STATED GOAL 1: Please echo, word for word, the part of the article on the EC tax probe that opens with the words containing "Announcing the investigation" and closes with "arrangements of member states.".
STATED GOAL 2: According to the article on the EC tax probe, how many states went ahead with the Financial Transactions Tax under the "enhanced cooperation" procedure?
STATED GOAL 3: Pick up the article on the EC tax probe after its final sentence and continue it.

Core query on EC probe into Apple tax in Ireland is what power EU has

The scope of the European Commission’s authority on tax rulings in member states has been questioned

Outgoing European Commissioner Joaquin Almunia. Photograph: Cyril Byrne

Outgoing European Commissioner Joaquin Almunia. Photograph: Cyril Byrne

Thu, Jun 12, 2014, 09:56

The European Commission’s announcement yesterday that it is to investigate three countries, including Ireland, for offering specific tax arrangements to companies is likely to re-focus international attention on Ireland’s corporate tax regime.

Six months after Ireland exited the bailout, the country returned to the business pages of the international press yesterday, as the commission launched an official investigation into the tax rulings the Irish authorities offer Apple.

Tax rulings are comfort letters by the tax authorities addressed to individual companies outlining transfer pricing arrangements, which in turn determine how corporate tax rates are calculated.

The decision by the EC to launch the probe at the end of the current commissioner’s five-year mandate raises interesting questions about the scale and scope of the its authority over member states on tax matters.

While the EC has a directorate general dedicated to tax, issues of income and corporate tax remain the preserve of member states. Any decision by the EU on tax requires unanimity from member states. The recent divisions between these states over the Financial Transactions Tax (FTT), which resulted in just 11 states proceeding with the measure under the so-called “enhanced cooperation” procedure, shows how difficult it is to get consensus on tax.

Announcing the investigation yesterday in Brussels, EU Competition Commissioner Joaquin Almunia strongly defended his division’s right to examine the tax arrangements of member states.

“Of course tax issues are an EU issue,” he said, listing a number of precedents to the latest anti-trust case, some of which resulted in countries having to recoup the money from companies. It was the EU’s job to make sure that citizens are offered a fair tax system, he said.

The commission stressed that the anti-trust investigation had no bearing on member states’ corporate tax rates or regimes.

GIVEN ENTRIES:
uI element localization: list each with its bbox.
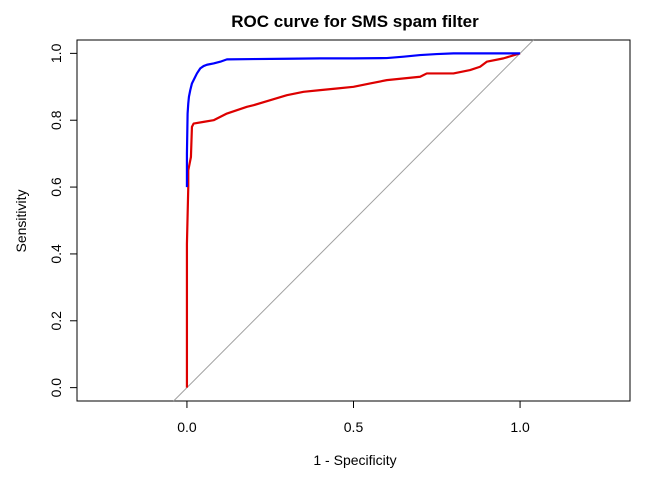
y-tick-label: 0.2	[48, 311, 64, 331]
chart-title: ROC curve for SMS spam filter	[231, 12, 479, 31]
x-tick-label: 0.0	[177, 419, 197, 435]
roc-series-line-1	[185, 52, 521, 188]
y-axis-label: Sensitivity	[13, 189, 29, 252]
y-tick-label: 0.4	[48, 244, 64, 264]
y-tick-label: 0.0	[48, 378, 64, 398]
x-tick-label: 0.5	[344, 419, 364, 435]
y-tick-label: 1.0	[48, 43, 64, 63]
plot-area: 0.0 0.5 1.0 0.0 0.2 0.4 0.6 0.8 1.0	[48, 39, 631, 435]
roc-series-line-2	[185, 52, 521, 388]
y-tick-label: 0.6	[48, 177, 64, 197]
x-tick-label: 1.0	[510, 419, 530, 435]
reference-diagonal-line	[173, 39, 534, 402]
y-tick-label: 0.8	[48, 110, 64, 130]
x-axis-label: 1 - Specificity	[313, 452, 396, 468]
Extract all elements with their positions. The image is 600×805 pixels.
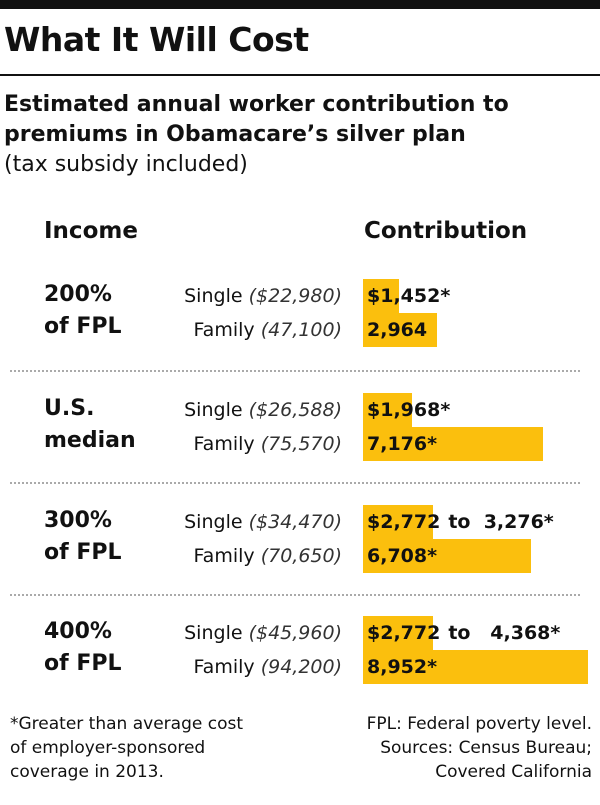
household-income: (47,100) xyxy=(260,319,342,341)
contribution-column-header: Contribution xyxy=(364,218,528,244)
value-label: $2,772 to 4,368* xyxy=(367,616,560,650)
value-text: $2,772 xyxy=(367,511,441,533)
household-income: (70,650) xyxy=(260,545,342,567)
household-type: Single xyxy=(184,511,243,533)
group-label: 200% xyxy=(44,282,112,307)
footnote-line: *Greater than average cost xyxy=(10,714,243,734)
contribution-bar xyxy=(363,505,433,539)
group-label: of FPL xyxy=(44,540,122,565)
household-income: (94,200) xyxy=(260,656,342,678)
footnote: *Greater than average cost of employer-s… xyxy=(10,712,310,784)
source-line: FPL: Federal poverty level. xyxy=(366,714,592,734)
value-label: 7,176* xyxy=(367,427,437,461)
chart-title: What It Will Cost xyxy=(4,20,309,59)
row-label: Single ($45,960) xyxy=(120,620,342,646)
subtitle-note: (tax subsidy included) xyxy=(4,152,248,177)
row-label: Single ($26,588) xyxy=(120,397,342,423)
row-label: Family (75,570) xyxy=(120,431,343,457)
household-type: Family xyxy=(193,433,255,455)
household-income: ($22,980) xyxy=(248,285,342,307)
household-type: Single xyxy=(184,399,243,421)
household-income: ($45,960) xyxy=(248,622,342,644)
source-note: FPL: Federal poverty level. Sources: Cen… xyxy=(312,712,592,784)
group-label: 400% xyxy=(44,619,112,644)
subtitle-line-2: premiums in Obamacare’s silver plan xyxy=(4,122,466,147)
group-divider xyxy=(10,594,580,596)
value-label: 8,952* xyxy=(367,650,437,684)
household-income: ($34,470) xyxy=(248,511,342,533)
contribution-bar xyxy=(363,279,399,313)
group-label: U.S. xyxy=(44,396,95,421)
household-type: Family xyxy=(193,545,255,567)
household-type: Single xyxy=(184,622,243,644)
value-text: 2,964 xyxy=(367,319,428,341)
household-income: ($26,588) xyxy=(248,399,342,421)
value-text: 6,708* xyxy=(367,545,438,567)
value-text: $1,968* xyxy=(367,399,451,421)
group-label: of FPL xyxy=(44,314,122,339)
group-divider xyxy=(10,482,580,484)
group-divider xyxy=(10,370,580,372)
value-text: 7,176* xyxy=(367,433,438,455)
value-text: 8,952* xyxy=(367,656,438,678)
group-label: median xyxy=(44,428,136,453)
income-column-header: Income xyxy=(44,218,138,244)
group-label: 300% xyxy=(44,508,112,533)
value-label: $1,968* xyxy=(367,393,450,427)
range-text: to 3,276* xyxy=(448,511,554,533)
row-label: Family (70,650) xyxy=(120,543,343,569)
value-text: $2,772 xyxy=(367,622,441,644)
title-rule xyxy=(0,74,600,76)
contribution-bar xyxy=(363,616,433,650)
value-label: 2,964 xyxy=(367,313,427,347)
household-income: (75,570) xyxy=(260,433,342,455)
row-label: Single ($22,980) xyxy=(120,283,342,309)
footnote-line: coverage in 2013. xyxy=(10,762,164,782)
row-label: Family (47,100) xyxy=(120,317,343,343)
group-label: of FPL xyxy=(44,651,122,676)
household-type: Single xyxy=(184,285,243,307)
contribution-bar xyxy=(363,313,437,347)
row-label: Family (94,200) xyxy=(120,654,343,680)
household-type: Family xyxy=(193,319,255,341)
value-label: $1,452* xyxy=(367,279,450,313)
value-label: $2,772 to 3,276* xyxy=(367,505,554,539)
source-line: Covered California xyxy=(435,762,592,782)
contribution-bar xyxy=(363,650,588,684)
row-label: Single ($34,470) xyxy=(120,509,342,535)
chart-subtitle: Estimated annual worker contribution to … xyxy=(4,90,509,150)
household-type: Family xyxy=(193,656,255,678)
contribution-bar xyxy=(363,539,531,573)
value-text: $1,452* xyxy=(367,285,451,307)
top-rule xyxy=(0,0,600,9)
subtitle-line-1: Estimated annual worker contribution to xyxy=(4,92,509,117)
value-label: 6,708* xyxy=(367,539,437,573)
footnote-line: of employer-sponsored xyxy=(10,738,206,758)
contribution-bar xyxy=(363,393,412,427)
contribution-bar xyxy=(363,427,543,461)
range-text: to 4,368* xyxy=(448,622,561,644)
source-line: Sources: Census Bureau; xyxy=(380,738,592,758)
* * *
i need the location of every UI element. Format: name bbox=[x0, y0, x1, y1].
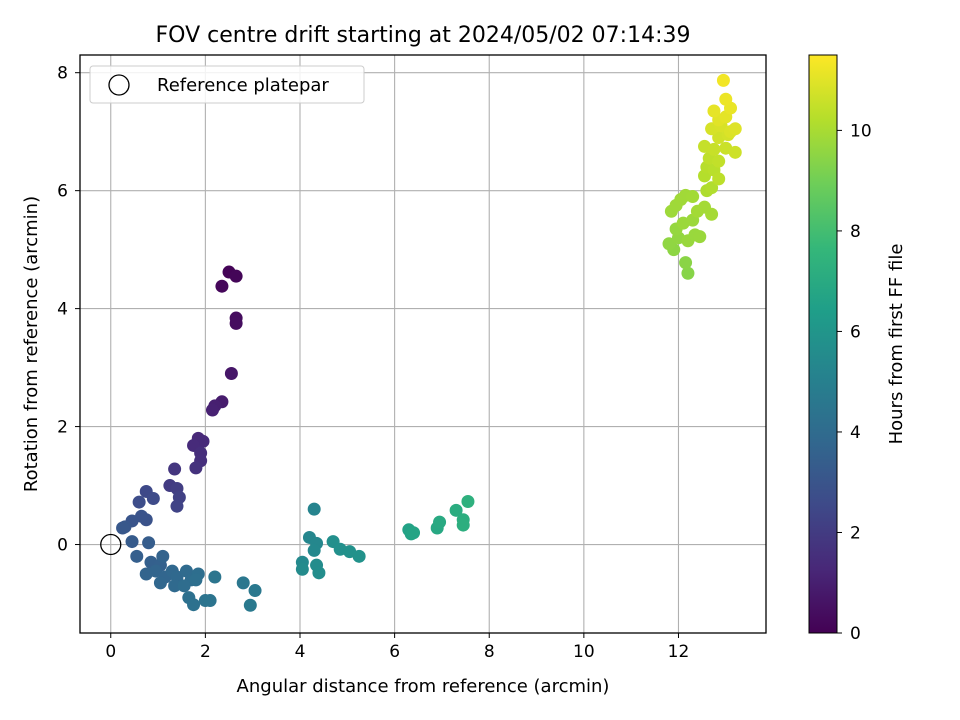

FINAL RESULT 1:
Announcing the investigation yesterday in Brussels, EU Competition Commissioner Joaquin Almunia strongly defended his division’s right to examine the tax arrangements of member states.

FINAL RESULT 2: 11 states

FINAL RESULT 3:
Further, EU competition rules actually allow countries to offer special tax incentives or rulings in certain economic cases. It is only if tax rulings are deemed to provide selective advantages to a specific company or group of companies that they may be in breach of EU state aid rules.

The ambiguities have raised suspicions in some quarters that the EC – essentially the civil service of the EU – is involving itself in matters that fall outside its remit.

Aggressive tax planning has become a hot political issue since allegations of profit-shifting by US multinationals operating in Europe surfaced more than a year ago.

The fact that the recent trend in many EU countries, from Lithuania to Britain, has been to gradually lower corporate tax rates, has also lessened the pressure on Ireland to tackle its 12.5 per cent rate. The focus is now turning to specific tax incentives entered into by member states with companies that indirectly allows multinationals to lower their tax bills.

Ireland has vowed to “vigorously defend” its tax regime in the face of the investigation. “Ireland is confident that there is no State aid rule breach in this case and we will defend all aspects vigorously,” a Department of Finance spokesman said yesterday.

It is also prepared to fight the case in the European Court of Justice should the commission rule against Ireland.

With the investigation potentially causing serious reputational damage to Ireland, Dublin will be hoping that it will be concluded within the next six to 12 months.

Many believe this is wishful thinking, given that EU anti-trust cases can run for years. The appointment of a new commissioner later this year may also delay things. Mr Almunia yesterday rejected the suggestion that the investigation could lose momentum when he goes in October.

“The day after I leave, my successor will continue with investigations that are on-going. The services of the commission will not stop . . . because their boss will change.”

While Ireland considers the impact on its reputation as a location for foreign direct investment, yesterday’s announcement may also feed into the increasingly divisive debate about the appointment of the next European Commission president.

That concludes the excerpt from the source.